Each line that holds the word "arrow" counts once; report the total and nothing else.

[Records supplied]
╔══
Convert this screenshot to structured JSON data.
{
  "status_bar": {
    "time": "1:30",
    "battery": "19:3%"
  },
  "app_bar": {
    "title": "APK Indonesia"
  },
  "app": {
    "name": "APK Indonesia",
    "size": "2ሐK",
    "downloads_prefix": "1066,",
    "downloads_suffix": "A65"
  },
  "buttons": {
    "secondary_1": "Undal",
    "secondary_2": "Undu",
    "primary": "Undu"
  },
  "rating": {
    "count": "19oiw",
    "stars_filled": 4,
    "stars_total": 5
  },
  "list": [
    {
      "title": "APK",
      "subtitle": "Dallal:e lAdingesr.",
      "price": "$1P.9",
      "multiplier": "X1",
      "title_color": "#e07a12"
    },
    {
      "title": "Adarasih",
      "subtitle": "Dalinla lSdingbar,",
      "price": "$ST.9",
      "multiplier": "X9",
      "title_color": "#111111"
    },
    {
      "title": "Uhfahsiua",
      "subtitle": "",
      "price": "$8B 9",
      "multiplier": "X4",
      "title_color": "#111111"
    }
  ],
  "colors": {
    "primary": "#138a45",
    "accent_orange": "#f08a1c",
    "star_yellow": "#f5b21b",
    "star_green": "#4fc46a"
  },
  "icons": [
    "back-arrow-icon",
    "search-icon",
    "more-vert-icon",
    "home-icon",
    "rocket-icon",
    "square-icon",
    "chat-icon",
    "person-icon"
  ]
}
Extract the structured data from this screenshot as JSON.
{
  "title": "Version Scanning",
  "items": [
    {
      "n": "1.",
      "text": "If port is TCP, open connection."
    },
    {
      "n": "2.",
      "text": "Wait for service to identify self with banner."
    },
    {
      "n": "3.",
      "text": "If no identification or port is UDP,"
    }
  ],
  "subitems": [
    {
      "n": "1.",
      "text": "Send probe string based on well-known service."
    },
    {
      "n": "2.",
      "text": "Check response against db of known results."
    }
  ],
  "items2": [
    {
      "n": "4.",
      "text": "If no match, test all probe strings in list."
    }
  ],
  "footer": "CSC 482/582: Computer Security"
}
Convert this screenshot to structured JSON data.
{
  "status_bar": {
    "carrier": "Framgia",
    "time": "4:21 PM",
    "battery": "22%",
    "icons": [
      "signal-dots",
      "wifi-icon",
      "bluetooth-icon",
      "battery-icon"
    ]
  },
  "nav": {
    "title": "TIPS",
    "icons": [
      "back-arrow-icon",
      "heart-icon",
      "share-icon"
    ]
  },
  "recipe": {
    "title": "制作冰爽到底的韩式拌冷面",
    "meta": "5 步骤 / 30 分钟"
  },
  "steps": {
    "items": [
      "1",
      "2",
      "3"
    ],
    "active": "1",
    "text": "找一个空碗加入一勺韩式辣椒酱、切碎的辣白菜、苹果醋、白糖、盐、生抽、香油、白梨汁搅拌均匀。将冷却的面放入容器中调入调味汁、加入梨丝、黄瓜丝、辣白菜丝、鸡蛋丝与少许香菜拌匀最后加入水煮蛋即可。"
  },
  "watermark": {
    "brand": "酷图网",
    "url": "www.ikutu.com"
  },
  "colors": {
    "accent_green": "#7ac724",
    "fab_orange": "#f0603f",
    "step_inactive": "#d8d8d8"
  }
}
╚══
╔══
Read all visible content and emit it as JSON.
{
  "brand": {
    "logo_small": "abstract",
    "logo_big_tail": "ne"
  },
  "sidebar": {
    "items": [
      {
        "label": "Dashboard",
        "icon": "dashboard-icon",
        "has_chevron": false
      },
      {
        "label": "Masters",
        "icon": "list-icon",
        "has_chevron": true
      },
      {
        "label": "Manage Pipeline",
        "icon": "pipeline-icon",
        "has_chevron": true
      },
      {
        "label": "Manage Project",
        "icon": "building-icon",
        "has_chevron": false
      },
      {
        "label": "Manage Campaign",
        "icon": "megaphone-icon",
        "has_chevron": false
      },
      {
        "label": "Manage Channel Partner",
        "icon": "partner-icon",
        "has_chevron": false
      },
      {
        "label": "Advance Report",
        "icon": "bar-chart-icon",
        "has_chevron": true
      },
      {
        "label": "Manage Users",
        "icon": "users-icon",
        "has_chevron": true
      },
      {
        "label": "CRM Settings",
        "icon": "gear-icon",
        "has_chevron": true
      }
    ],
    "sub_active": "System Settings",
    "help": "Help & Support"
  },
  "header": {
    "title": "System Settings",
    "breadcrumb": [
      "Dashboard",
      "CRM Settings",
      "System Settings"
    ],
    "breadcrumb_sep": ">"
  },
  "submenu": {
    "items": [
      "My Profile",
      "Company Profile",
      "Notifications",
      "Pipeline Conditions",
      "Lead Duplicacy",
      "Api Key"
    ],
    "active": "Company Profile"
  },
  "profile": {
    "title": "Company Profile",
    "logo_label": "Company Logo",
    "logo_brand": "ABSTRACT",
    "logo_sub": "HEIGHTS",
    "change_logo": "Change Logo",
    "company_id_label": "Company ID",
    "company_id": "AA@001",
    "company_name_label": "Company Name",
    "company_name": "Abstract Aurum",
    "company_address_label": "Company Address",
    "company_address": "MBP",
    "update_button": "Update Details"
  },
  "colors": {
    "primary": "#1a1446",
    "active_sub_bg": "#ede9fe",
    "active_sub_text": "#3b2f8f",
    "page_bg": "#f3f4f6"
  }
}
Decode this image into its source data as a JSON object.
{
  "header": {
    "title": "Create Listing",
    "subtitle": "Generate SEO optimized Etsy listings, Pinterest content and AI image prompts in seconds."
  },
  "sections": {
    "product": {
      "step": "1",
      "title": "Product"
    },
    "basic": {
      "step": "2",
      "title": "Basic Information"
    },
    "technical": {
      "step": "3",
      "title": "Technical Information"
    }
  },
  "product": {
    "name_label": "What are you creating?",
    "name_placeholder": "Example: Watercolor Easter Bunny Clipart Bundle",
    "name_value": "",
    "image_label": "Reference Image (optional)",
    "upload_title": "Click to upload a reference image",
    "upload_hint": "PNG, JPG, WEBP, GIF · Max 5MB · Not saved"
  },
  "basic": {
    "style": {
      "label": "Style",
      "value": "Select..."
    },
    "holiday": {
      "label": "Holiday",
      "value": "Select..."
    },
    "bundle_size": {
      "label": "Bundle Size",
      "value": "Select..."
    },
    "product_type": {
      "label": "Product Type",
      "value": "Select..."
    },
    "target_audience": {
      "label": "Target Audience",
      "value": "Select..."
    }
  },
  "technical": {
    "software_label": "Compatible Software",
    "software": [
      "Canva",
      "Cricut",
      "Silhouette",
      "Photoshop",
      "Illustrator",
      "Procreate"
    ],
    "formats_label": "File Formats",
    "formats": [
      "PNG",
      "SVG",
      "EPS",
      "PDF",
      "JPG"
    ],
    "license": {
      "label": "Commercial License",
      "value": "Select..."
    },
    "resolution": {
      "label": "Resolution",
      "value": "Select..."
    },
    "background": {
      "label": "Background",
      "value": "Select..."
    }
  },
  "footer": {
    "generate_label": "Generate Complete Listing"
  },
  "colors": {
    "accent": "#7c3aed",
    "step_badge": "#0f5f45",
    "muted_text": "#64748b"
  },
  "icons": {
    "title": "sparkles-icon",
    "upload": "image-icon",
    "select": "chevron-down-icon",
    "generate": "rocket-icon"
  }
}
╚══
╔══
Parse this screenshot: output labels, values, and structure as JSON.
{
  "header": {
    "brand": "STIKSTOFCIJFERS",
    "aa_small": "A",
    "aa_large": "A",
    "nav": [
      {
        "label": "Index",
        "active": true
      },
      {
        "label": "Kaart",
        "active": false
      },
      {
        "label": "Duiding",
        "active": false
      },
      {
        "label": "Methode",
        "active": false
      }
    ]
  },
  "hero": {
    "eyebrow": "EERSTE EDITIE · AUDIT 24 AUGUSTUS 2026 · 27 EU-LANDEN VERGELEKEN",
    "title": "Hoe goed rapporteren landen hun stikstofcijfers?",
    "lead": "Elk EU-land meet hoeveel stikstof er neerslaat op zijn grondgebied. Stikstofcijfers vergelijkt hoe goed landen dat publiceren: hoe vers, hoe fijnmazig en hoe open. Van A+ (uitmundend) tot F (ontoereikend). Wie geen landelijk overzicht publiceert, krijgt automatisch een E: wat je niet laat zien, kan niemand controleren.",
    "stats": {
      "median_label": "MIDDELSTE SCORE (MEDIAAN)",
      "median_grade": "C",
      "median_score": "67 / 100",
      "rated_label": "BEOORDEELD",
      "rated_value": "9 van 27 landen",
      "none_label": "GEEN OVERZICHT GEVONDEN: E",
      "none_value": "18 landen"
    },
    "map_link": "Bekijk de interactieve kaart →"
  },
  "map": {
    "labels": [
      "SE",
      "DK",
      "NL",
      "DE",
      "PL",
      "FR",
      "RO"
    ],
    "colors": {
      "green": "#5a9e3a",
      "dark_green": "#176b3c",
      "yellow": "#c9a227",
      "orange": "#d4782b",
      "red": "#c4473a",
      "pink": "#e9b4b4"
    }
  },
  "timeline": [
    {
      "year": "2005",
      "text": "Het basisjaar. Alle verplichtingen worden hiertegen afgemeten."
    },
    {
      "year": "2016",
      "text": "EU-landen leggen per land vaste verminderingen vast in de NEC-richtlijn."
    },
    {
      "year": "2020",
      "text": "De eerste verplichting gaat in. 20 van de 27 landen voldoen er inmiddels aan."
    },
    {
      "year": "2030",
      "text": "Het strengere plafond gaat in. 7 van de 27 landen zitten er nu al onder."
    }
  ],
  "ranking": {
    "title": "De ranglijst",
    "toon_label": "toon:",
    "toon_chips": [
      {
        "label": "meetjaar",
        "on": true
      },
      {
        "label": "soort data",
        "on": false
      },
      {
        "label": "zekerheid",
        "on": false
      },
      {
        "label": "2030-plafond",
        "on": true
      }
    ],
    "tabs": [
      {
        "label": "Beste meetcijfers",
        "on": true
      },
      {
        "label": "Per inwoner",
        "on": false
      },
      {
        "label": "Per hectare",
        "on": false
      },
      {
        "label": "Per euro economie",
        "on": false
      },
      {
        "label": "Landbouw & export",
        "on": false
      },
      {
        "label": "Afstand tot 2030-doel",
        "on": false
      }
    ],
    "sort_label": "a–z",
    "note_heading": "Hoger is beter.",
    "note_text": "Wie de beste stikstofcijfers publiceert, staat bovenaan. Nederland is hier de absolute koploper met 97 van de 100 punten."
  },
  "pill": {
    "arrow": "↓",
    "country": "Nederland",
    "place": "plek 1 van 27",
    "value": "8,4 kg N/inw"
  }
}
╚══
[Result] 3